TASK: Gather all lines from the material that contain the word "分别连接".

DATA FOR PROCESSING:
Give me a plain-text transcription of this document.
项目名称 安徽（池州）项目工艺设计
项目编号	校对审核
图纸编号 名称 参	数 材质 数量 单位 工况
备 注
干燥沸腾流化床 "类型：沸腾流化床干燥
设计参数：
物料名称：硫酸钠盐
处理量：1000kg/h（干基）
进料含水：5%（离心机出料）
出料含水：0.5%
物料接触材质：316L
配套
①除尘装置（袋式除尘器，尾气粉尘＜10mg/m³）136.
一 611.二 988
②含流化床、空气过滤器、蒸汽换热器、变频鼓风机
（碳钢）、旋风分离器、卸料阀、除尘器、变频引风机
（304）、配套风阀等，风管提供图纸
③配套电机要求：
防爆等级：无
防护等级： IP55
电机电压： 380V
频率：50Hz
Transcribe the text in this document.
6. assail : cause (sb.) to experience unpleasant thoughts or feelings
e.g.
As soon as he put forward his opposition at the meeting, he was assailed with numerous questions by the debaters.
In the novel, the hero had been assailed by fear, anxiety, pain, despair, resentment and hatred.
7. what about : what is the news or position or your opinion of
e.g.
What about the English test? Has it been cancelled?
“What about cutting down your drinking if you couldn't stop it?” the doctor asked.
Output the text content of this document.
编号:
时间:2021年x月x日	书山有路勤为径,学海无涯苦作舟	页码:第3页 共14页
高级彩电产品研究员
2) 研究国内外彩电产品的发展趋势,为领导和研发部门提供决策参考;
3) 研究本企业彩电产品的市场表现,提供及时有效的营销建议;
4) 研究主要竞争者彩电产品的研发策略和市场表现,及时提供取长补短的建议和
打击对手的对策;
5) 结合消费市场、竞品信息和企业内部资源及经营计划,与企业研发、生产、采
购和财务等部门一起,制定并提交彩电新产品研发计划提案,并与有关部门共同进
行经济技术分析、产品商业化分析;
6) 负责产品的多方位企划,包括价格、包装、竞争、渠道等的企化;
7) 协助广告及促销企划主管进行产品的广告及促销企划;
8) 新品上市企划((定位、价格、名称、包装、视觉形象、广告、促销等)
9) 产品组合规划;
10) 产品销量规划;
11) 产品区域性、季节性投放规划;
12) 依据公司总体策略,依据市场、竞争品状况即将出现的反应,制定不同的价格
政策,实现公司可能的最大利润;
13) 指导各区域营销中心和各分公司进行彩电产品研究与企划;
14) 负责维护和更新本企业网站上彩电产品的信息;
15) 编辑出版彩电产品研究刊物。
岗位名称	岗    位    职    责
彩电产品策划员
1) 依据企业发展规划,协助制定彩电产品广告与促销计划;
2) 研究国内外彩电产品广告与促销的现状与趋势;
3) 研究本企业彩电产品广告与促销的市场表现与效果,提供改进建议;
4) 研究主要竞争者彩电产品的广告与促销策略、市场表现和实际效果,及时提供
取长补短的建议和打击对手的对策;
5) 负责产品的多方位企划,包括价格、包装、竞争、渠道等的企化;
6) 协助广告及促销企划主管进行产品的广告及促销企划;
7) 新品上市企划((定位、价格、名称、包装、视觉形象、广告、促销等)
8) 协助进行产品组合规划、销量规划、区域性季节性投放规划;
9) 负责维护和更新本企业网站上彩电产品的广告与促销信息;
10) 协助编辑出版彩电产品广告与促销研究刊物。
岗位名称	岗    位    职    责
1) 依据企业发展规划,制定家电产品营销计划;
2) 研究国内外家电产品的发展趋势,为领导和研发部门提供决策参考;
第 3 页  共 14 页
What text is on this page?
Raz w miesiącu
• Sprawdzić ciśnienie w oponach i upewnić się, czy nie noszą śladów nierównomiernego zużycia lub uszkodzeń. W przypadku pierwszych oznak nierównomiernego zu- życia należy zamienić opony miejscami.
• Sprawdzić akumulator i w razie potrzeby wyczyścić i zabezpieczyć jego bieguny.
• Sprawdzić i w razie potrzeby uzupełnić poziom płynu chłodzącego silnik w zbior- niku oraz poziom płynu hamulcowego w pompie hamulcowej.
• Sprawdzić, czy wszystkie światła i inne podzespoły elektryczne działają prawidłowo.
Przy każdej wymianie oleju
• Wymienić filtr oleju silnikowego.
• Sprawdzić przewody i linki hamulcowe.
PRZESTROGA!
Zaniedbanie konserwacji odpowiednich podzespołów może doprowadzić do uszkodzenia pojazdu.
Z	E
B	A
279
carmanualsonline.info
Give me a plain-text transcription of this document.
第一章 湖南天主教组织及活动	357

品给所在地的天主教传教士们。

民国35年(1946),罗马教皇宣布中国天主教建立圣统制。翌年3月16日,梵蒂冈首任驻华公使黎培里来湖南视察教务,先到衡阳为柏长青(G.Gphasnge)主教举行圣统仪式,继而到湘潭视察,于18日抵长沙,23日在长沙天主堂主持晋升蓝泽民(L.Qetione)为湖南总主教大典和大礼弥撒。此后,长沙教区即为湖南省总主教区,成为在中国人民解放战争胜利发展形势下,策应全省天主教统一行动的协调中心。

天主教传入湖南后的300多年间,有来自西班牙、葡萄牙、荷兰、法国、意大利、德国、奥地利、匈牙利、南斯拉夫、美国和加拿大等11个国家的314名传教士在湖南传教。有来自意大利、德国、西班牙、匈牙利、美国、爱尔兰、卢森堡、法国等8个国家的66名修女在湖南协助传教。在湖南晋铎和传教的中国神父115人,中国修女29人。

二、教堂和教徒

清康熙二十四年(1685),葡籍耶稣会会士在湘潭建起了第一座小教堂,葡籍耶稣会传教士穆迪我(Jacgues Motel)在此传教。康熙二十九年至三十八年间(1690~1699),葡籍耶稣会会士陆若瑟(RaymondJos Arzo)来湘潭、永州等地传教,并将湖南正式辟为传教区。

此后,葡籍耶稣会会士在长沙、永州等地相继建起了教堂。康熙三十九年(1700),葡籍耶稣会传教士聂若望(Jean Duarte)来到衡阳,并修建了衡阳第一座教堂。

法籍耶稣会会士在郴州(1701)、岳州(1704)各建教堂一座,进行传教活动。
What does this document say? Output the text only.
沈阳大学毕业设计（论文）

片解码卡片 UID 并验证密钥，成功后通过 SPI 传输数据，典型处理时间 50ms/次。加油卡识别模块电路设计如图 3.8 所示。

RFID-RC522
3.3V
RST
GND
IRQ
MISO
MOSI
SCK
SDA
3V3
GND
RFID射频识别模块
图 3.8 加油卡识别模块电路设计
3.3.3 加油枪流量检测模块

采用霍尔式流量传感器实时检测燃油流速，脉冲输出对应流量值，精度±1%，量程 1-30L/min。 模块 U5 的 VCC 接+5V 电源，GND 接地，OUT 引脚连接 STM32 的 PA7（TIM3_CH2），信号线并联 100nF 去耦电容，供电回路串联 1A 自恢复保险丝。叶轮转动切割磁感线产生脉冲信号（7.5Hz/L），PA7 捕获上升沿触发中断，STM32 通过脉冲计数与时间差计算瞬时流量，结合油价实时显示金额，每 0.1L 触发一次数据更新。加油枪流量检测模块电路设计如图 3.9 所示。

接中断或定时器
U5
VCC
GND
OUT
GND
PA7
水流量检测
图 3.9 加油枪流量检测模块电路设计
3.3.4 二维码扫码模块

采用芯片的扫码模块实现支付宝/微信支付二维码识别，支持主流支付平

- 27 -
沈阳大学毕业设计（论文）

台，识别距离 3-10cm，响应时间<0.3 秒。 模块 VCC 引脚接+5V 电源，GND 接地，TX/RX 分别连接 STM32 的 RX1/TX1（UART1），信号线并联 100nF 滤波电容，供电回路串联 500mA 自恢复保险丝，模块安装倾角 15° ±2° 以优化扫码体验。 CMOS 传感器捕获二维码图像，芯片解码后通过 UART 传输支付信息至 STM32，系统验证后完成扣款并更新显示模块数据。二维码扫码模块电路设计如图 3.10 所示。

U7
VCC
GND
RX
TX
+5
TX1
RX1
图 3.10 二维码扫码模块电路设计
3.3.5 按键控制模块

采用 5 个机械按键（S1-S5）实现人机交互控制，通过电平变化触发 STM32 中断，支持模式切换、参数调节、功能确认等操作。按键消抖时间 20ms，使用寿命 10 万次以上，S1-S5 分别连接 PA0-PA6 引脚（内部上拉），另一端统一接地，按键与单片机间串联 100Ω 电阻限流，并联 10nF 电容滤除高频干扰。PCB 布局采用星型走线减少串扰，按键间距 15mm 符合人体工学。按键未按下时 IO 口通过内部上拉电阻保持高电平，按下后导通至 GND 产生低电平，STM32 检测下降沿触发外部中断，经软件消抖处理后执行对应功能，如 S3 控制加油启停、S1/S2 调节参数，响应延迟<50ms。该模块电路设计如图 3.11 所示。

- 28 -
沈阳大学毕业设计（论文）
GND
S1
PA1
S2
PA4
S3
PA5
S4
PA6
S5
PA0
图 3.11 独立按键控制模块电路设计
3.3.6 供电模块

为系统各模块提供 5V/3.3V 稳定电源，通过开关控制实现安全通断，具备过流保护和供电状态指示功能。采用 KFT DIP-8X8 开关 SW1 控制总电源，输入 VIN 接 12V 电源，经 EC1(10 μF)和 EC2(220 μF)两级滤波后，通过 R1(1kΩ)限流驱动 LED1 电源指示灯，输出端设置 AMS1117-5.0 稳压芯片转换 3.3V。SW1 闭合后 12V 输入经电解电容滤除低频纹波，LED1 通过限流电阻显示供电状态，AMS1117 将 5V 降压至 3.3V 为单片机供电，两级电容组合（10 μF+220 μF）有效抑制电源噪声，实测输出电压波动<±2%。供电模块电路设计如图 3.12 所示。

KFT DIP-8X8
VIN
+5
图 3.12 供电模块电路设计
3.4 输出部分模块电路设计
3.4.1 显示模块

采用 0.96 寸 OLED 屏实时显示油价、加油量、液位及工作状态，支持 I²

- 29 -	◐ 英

THE SOLUTION:
台，识别距离 3-10cm，响应时间<0.3 秒。 模块 VCC 引脚接+5V 电源，GND 接地，TX/RX 分别连接 STM32 的 RX1/TX1（UART1），信号线并联 100nF 滤波电容，供电回路串联 500mA 自恢复保险丝，模块安装倾角 15° ±2° 以优化扫码体验。 CMOS 传感器捕获二维码图像，芯片解码后通过 UART 传输支付信息至 STM32，系统验证后完成扣款并更新显示模块数据。二维码扫码模块电路设计如图 3.10 所示。
采用 5 个机械按键（S1-S5）实现人机交互控制，通过电平变化触发 STM32 中断，支持模式切换、参数调节、功能确认等操作。按键消抖时间 20ms，使用寿命 10 万次以上，S1-S5 分别连接 PA0-PA6 引脚（内部上拉），另一端统一接地，按键与单片机间串联 100Ω 电阻限流，并联 10nF 电容滤除高频干扰。PCB 布局采用星型走线减少串扰，按键间距 15mm 符合人体工学。按键未按下时 IO 口通过内部上拉电阻保持高电平，按下后导通至 GND 产生低电平，STM32 检测下降沿触发外部中断，经软件消抖处理后执行对应功能，如 S3 控制加油启停、S1/S2 调节参数，响应延迟<50ms。该模块电路设计如图 3.11 所示。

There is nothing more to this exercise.